THE EXERCISE: Please render every line of the rows below as a JSON list of strings, one string per line, with blank lines omitted. Leave the pictures out of your answer.

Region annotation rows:
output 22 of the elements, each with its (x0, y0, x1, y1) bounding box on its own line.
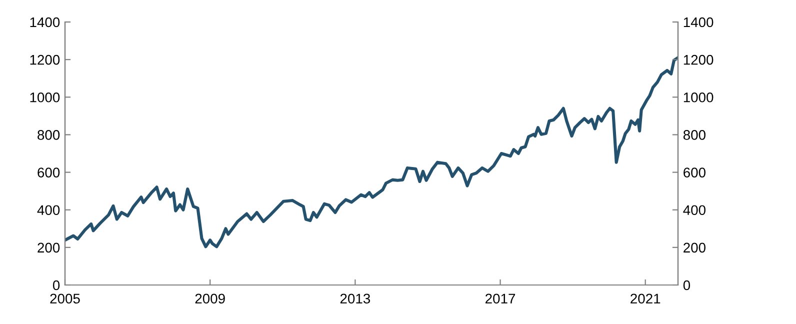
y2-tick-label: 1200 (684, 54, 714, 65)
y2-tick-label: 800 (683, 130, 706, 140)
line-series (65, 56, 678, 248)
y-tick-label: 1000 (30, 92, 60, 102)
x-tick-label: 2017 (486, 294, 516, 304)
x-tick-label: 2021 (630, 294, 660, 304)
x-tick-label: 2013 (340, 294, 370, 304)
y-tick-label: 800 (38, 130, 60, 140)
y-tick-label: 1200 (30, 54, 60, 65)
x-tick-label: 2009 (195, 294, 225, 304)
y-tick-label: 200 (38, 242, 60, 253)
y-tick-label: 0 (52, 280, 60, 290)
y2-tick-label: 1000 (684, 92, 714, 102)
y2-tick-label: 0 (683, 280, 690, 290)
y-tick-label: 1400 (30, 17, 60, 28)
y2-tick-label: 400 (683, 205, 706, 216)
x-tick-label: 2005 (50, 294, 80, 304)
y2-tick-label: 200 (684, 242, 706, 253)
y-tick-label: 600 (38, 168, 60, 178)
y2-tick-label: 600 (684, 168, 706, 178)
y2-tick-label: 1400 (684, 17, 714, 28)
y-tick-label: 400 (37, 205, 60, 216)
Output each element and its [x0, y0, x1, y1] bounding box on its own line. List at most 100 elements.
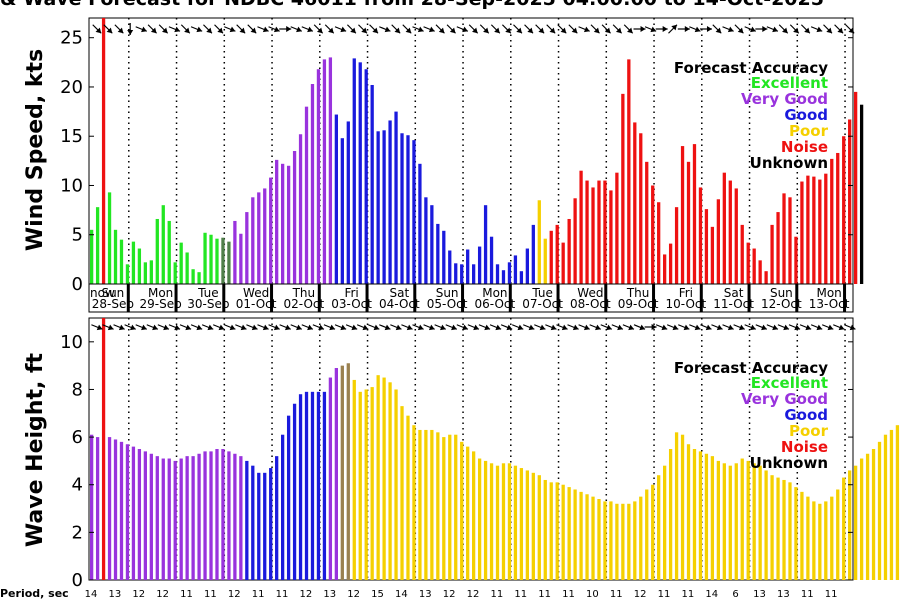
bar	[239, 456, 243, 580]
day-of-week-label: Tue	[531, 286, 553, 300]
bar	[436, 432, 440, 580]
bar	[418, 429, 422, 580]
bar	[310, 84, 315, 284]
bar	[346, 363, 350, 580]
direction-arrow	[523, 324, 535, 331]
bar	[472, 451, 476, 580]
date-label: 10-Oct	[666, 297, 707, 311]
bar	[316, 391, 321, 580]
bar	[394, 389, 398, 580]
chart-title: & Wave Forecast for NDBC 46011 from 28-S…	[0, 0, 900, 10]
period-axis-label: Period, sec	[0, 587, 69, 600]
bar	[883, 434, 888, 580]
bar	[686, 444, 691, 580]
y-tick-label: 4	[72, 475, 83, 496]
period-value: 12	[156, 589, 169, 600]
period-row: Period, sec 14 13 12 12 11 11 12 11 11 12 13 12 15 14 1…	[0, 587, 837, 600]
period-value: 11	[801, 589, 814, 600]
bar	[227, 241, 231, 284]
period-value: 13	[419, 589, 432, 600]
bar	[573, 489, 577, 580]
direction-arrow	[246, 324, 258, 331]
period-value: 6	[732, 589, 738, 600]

SOLUTION TO THIS EXERCISE:
[
  "output 22 of the elements, each with its (x0, y0, x1, y1) bounding box on its own line.",
  "y2-tick-label: 1200 (684, 54, 714, 65)",
  "y2-tick-label: 800 (683, 130, 706, 140)",
  "line-series (65, 56, 678, 248)",
  "y-tick-label: 1000 (30, 92, 60, 102)",
  "x-tick-label: 2017 (486, 294, 516, 304)",
  "x-tick-label: 2021 (630, 294, 660, 304)",
  "x-tick-label: 2013 (340, 294, 370, 304)",
  "y-tick-label: 800 (38, 130, 60, 140)",
  "y-tick-label: 1200 (30, 54, 60, 65)",
  "x-tick-label: 2009 (195, 294, 225, 304)",
  "y-tick-label: 200 (38, 242, 60, 253)",
  "y-tick-label: 0 (52, 280, 60, 290)",
  "y2-tick-label: 1000 (684, 92, 714, 102)",
  "y2-tick-label: 0 (683, 280, 690, 290)",
  "y-tick-label: 1400 (30, 17, 60, 28)",
  "y2-tick-label: 400 (683, 205, 706, 216)",
  "x-tick-label: 2005 (50, 294, 80, 304)",
  "y2-tick-label: 200 (684, 242, 706, 253)",
  "y-tick-label: 600 (38, 168, 60, 178)",
  "y2-tick-label: 600 (684, 168, 706, 178)",
  "y2-tick-label: 1400 (684, 17, 714, 28)",
  "y-tick-label: 400 (37, 205, 60, 216)",
  "Output each element and its [x0, y0, x1, y1] bounding box on its own line. List at most 100 elements.",
  "bar\t[239, 456, 243, 580]",
  "day-of-week-label: Tue\t[531, 286, 553, 300]",
  "bar\t[436, 432, 440, 580]",
  "bar\t[418, 429, 422, 580]",
  "bar\t[310, 84, 315, 284]",
  "bar\t[346, 363, 350, 580]",
  "direction-arrow\t[523, 324, 535, 331]",
  "bar\t[472, 451, 476, 580]",
  "date-label: 10-Oct\t[666, 297, 707, 311]",
  "bar\t[316, 391, 321, 580]",
  "bar\t[394, 389, 398, 580]",
  "chart-title: & Wave Forecast for NDBC 46011 from 28-S…\t[0, 0, 900, 10]",
  "period-axis-label: Period, sec\t[0, 587, 69, 600]",
  "bar\t[883, 434, 888, 580]",
  "bar\t[686, 444, 691, 580]",
  "y-tick-label: 4\t[72, 475, 83, 496]",
  "period-value: 12\t[156, 589, 169, 600]",
  "period-row: Period, sec 14 13 12 12 11 11 12 11 11 12 13 12 15 14 1…\t[0, 587, 837, 600]",
  "period-value: 11\t[801, 589, 814, 600]",
  "bar\t[227, 241, 231, 284]",
  "period-value: 13\t[419, 589, 432, 600]",
  "bar\t[573, 489, 577, 580]",
  "direction-arrow\t[246, 324, 258, 331]",
  "period-value: 6\t[732, 589, 738, 600]"
]